● **WORK INSTRUCTIONS**
Pick out each line below containing "среднего".

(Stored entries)
=====

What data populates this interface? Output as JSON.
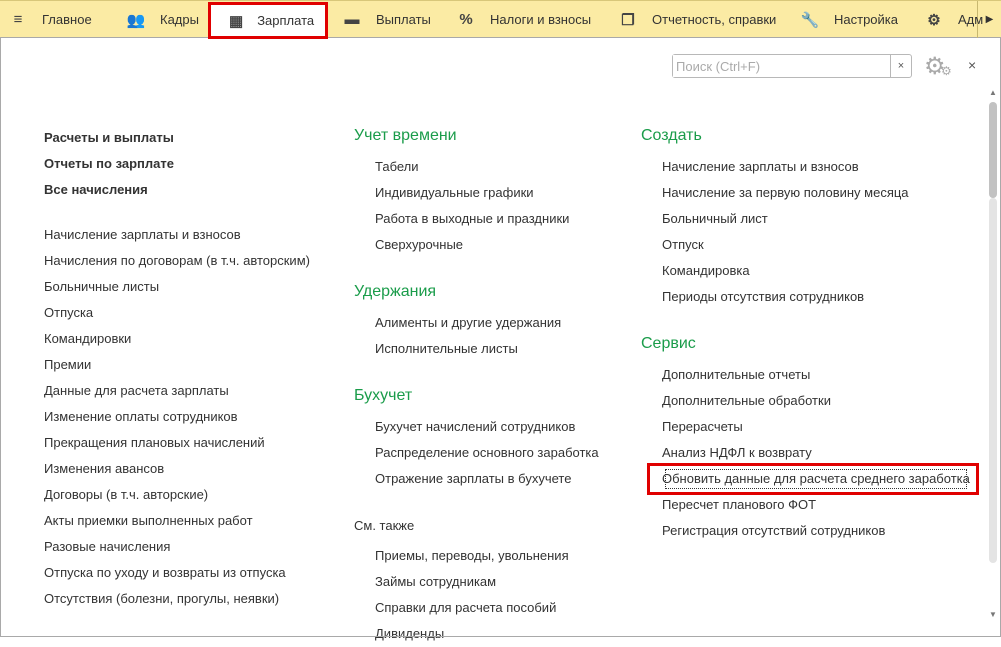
{
  "toolbar": {
    "tabs": [
      {
        "label": "Главное",
        "icon": "menu-icon",
        "glyph": "≡"
      },
      {
        "label": "Кадры",
        "icon": "users-icon",
        "glyph": "👥"
      },
      {
        "label": "Зарплата",
        "icon": "calculator-icon",
        "glyph": "▦",
        "active": true
      },
      {
        "label": "Выплаты",
        "icon": "card-icon",
        "glyph": "▬"
      },
      {
        "label": "Налоги и взносы",
        "icon": "percent-icon",
        "glyph": "%"
      },
      {
        "label": "Отчетность, справки",
        "icon": "documents-icon",
        "glyph": "❐"
      },
      {
        "label": "Настройка",
        "icon": "wrench-icon",
        "glyph": "🔧"
      },
      {
        "label": "Адм",
        "icon": "gear-icon",
        "glyph": "⚙"
      }
    ]
  },
  "search": {
    "placeholder": "Поиск (Ctrl+F)",
    "value": ""
  },
  "colors": {
    "heading": "#1a9c4a",
    "toolbar": "#fbeba4",
    "highlight": "#e00000"
  },
  "col1": {
    "bold": [
      "Расчеты и выплаты",
      "Отчеты по зарплате",
      "Все начисления"
    ],
    "items": [
      "Начисление зарплаты и взносов",
      "Начисления по договорам (в т.ч. авторским)",
      "Больничные листы",
      "Отпуска",
      "Командировки",
      "Премии",
      "Данные для расчета зарплаты",
      "Изменение оплаты сотрудников",
      "Прекращения плановых начислений",
      "Изменения авансов",
      "Договоры (в т.ч. авторские)",
      "Акты приемки выполненных работ",
      "Разовые начисления",
      "Отпуска по уходу и возвраты из отпуска",
      "Отсутствия (болезни, прогулы, неявки)"
    ]
  },
  "col2": [
    {
      "title": "Учет времени",
      "items": [
        "Табели",
        "Индивидуальные графики",
        "Работа в выходные и праздники",
        "Сверхурочные"
      ]
    },
    {
      "title": "Удержания",
      "items": [
        "Алименты и другие удержания",
        "Исполнительные листы"
      ]
    },
    {
      "title": "Бухучет",
      "items": [
        "Бухучет начислений сотрудников",
        "Распределение основного заработка",
        "Отражение зарплаты в бухучете"
      ]
    },
    {
      "title": "См. также",
      "plain": true,
      "items": [
        "Приемы, переводы, увольнения",
        "Займы сотрудникам",
        "Справки для расчета пособий",
        "Дивиденды"
      ]
    }
  ],
  "col3": [
    {
      "title": "Создать",
      "items": [
        "Начисление зарплаты и взносов",
        "Начисление за первую половину месяца",
        "Больничный лист",
        "Отпуск",
        "Командировка",
        "Периоды отсутствия сотрудников"
      ]
    },
    {
      "title": "Сервис",
      "items": [
        "Дополнительные отчеты",
        "Дополнительные обработки",
        "Перерасчеты",
        "Анализ НДФЛ к возврату",
        "Обновить данные для расчета среднего заработка",
        "Пересчет планового ФОТ",
        "Регистрация отсутствий сотрудников"
      ]
    }
  ],
  "highlighted_item": "Обновить данные для расчета среднего заработка"
}
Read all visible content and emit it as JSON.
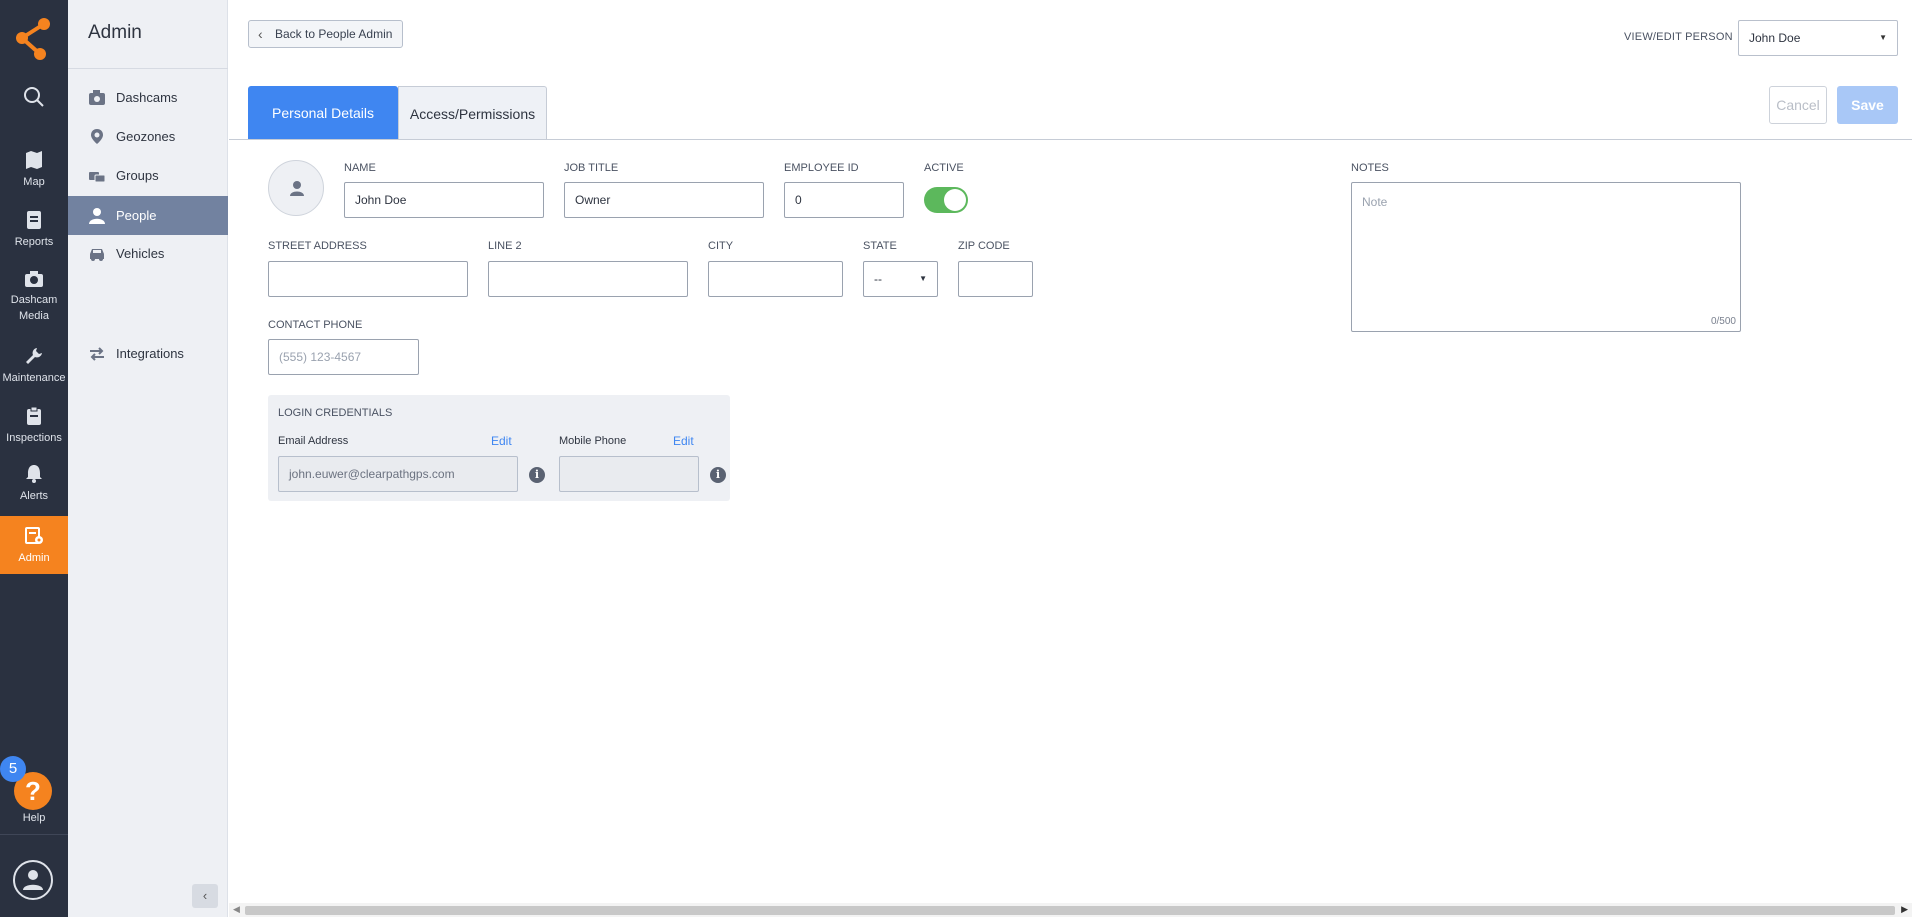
{
  "rail": {
    "items": [
      {
        "label": "Map"
      },
      {
        "label": "Reports"
      },
      {
        "label": "Dashcam Media"
      },
      {
        "label": "Maintenance"
      },
      {
        "label": "Inspections"
      },
      {
        "label": "Alerts"
      },
      {
        "label": "Admin"
      }
    ],
    "help": {
      "badge": "5",
      "glyph": "?",
      "label": "Help"
    },
    "accent_color": "#f5831f"
  },
  "sidebar": {
    "title": "Admin",
    "items": [
      {
        "label": "Dashcams",
        "icon": "camera-icon"
      },
      {
        "label": "Geozones",
        "icon": "map-pin-icon"
      },
      {
        "label": "Groups",
        "icon": "vehicles-group-icon"
      },
      {
        "label": "People",
        "icon": "person-icon",
        "active": true
      },
      {
        "label": "Vehicles",
        "icon": "car-icon"
      },
      {
        "label": "Integrations",
        "icon": "swap-arrows-icon"
      }
    ]
  },
  "header": {
    "back_label": "Back to People Admin",
    "view_edit_label": "VIEW/EDIT PERSON",
    "selected_person": "John Doe"
  },
  "tabs": [
    {
      "label": "Personal Details",
      "active": true
    },
    {
      "label": "Access/Permissions",
      "active": false
    }
  ],
  "actions": {
    "cancel": "Cancel",
    "save": "Save"
  },
  "form": {
    "name": {
      "label": "NAME",
      "value": "John Doe"
    },
    "job_title": {
      "label": "JOB TITLE",
      "value": "Owner"
    },
    "employee_id": {
      "label": "EMPLOYEE ID",
      "value": "0"
    },
    "active": {
      "label": "ACTIVE",
      "on": true
    },
    "street": {
      "label": "STREET ADDRESS",
      "value": ""
    },
    "line2": {
      "label": "LINE 2",
      "value": ""
    },
    "city": {
      "label": "CITY",
      "value": ""
    },
    "state": {
      "label": "STATE",
      "value": "--"
    },
    "zip": {
      "label": "ZIP CODE",
      "value": ""
    },
    "phone": {
      "label": "CONTACT PHONE",
      "placeholder": "(555) 123-4567"
    },
    "notes": {
      "label": "NOTES",
      "placeholder": "Note",
      "counter": "0/500"
    }
  },
  "credentials": {
    "title": "LOGIN CREDENTIALS",
    "email_label": "Email Address",
    "email_edit": "Edit",
    "email_value": "john.euwer@clearpathgps.com",
    "mobile_label": "Mobile Phone",
    "mobile_edit": "Edit",
    "mobile_value": "",
    "info_glyph": "i"
  },
  "colors": {
    "primary": "#3f86f1",
    "toggle_on": "#5cb85c",
    "rail_bg": "#2a3140"
  }
}
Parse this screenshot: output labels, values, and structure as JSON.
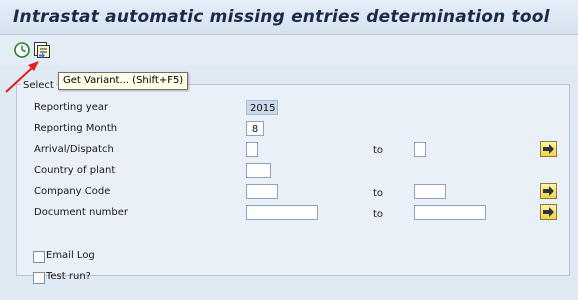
{
  "title": "Intrastat automatic missing entries determination tool",
  "toolbar": {
    "execute_icon": "execute-clock-icon",
    "variant_icon": "get-variant-icon",
    "tooltip": "Get Variant...  (Shift+F5)"
  },
  "selection": {
    "frame_label": "Selection",
    "visible_label": "Select",
    "fields": [
      {
        "label": "Reporting year",
        "value": "2015"
      },
      {
        "label": "Reporting Month",
        "value": "8"
      },
      {
        "label": "Arrival/Dispatch",
        "value": "",
        "to_label": "to",
        "to_value": ""
      },
      {
        "label": "Country of plant",
        "value": ""
      },
      {
        "label": "Company Code",
        "value": "",
        "to_label": "to",
        "to_value": ""
      },
      {
        "label": "Document number",
        "value": "",
        "to_label": "to",
        "to_value": ""
      }
    ],
    "options": [
      {
        "label": "Email Log",
        "checked": false
      },
      {
        "label": "Test run?",
        "checked": false
      }
    ]
  },
  "colors": {
    "title": "#1a2b48",
    "annotation_arrow": "#e11d1d",
    "multi_select": "#f2d24a"
  }
}
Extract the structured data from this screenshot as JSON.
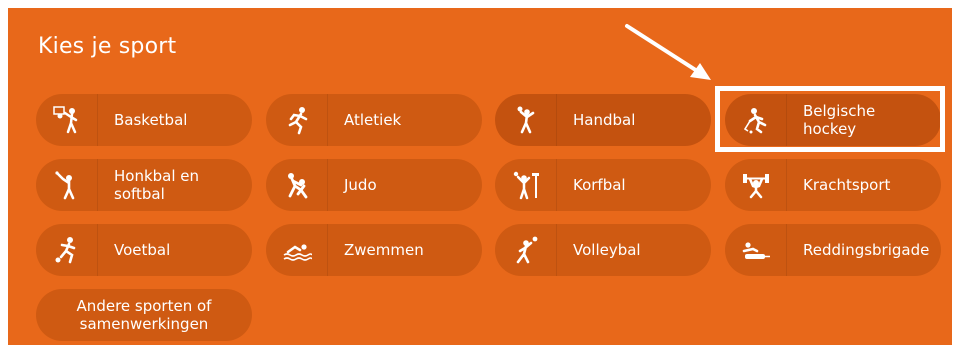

=====

● **ANSWER**
        "Обновить данные для расчета среднего заработка",
  "highlighted_item": "Обновить данные для расчета среднего заработка"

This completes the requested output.